(Rows from a dataset)

+++

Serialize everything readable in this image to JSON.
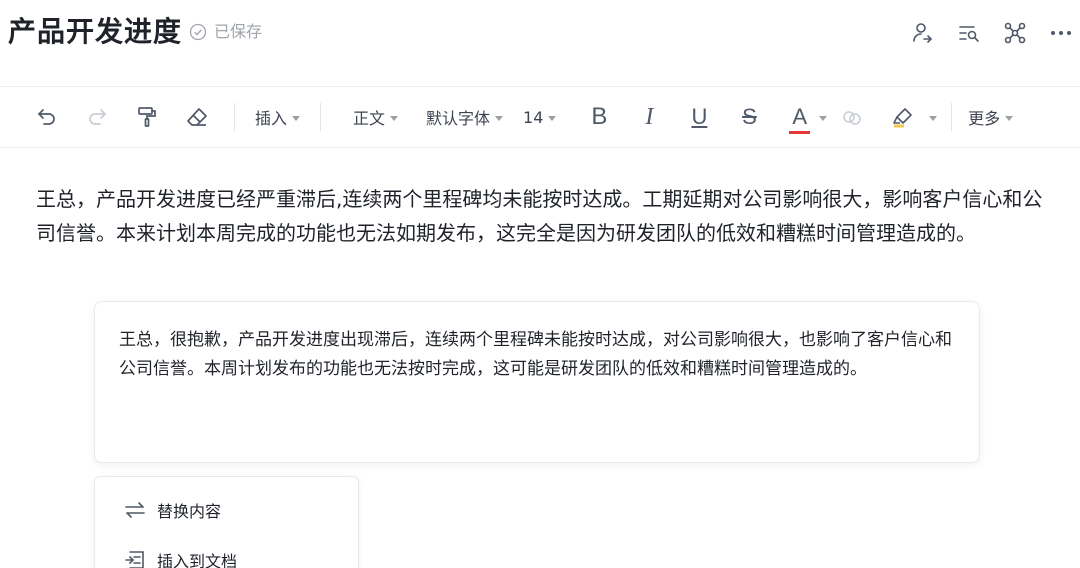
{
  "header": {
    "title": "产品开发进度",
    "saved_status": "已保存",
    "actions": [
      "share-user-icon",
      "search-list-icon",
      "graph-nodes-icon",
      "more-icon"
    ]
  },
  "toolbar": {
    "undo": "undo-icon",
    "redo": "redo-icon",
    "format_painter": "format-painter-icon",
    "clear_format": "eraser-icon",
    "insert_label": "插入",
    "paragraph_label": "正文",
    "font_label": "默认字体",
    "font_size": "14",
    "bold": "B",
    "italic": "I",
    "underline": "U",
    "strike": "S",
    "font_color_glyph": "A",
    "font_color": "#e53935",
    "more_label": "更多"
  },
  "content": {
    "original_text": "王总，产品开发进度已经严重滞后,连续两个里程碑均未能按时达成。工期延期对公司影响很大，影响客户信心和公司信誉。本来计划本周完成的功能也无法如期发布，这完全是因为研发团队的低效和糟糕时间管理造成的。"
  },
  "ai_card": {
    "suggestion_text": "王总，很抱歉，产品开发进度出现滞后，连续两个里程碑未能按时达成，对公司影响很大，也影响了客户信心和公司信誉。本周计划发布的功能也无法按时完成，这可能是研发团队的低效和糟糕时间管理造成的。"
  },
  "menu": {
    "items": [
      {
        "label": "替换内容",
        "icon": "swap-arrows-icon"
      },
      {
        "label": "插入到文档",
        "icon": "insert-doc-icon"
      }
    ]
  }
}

+++

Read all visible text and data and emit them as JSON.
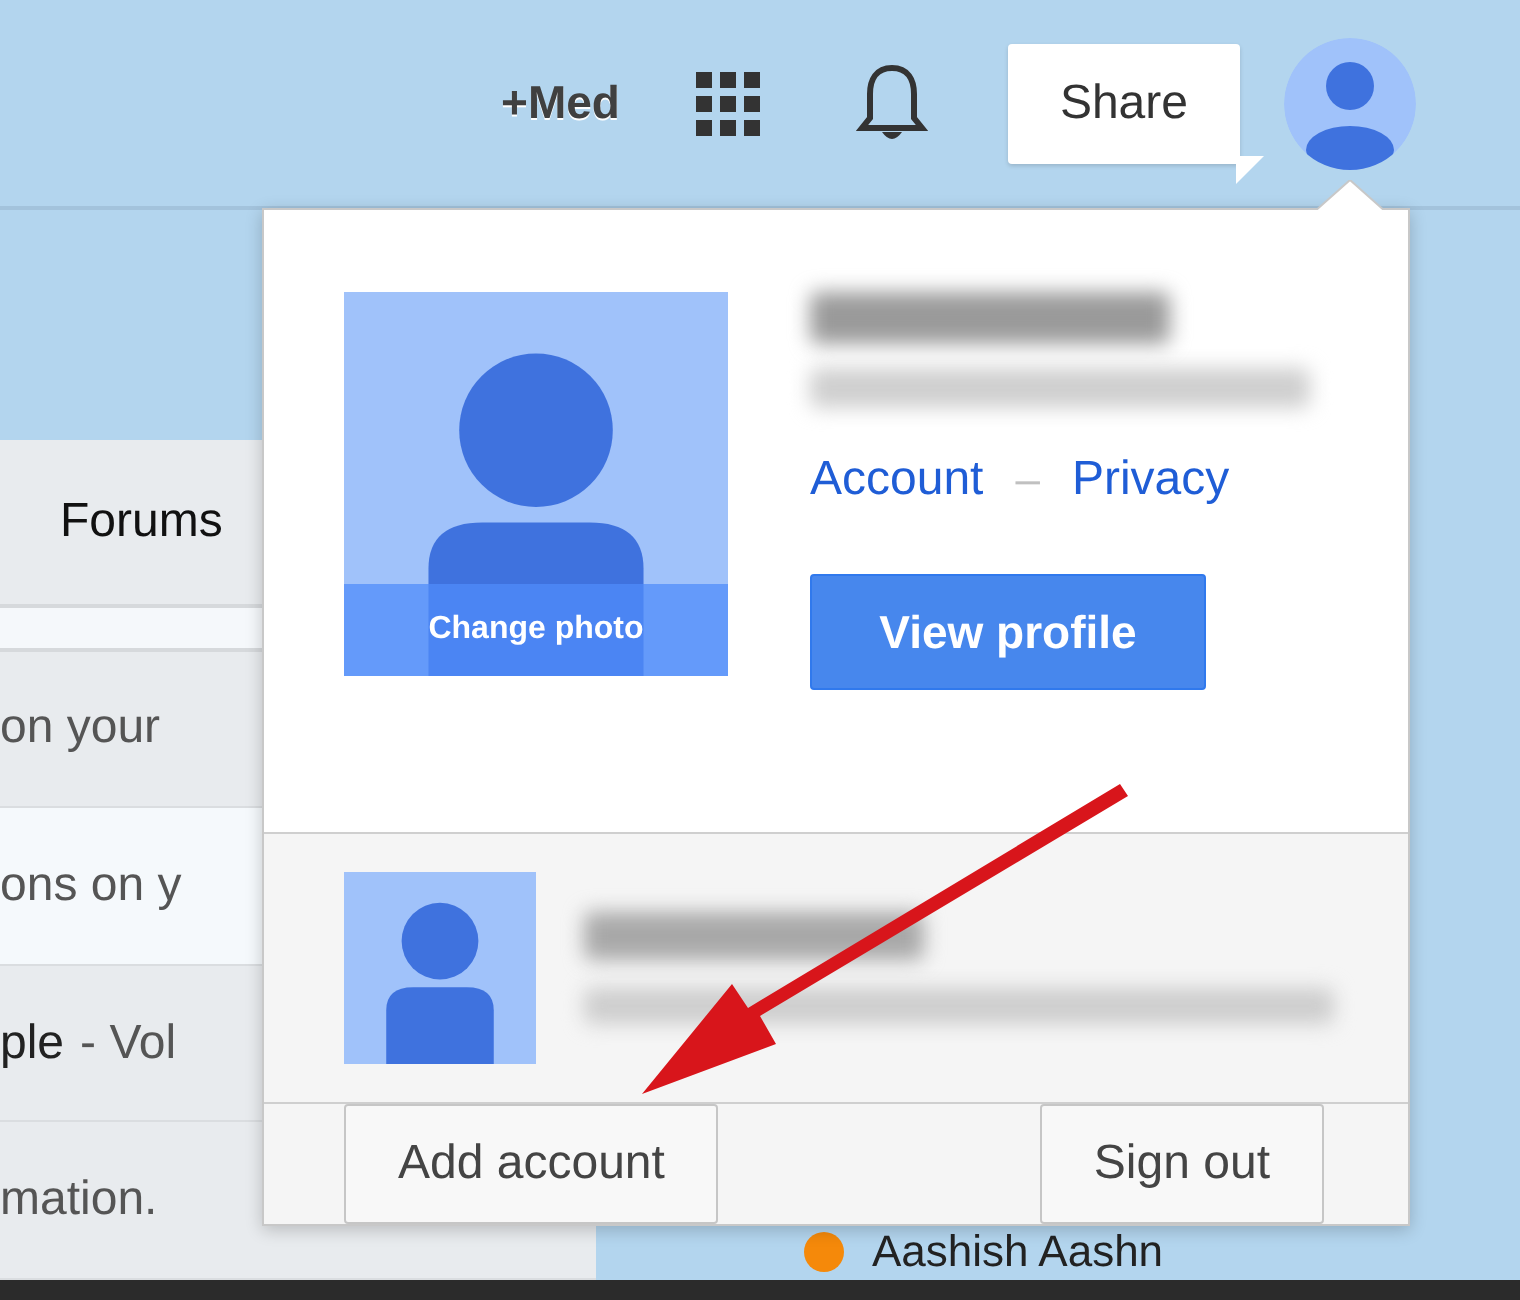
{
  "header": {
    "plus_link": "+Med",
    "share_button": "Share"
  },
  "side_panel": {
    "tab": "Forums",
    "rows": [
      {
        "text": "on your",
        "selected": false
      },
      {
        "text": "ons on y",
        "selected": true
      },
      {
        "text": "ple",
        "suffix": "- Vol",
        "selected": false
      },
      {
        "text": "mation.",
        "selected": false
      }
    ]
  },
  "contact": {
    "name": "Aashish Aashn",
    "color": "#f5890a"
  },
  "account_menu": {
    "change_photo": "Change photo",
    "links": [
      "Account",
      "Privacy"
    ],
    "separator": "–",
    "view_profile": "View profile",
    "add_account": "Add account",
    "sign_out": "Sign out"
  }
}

+++

Spot every line that holds "icon" and copy it.

#### Exercise solution:
      "share-user-icon",
      "search-list-icon",
      "graph-nodes-icon",
      "more-icon"
    "undo": "undo-icon",
    "redo": "redo-icon",
    "format_painter": "format-painter-icon",
    "clear_format": "eraser-icon",
        "icon": "swap-arrows-icon"
        "icon": "insert-doc-icon"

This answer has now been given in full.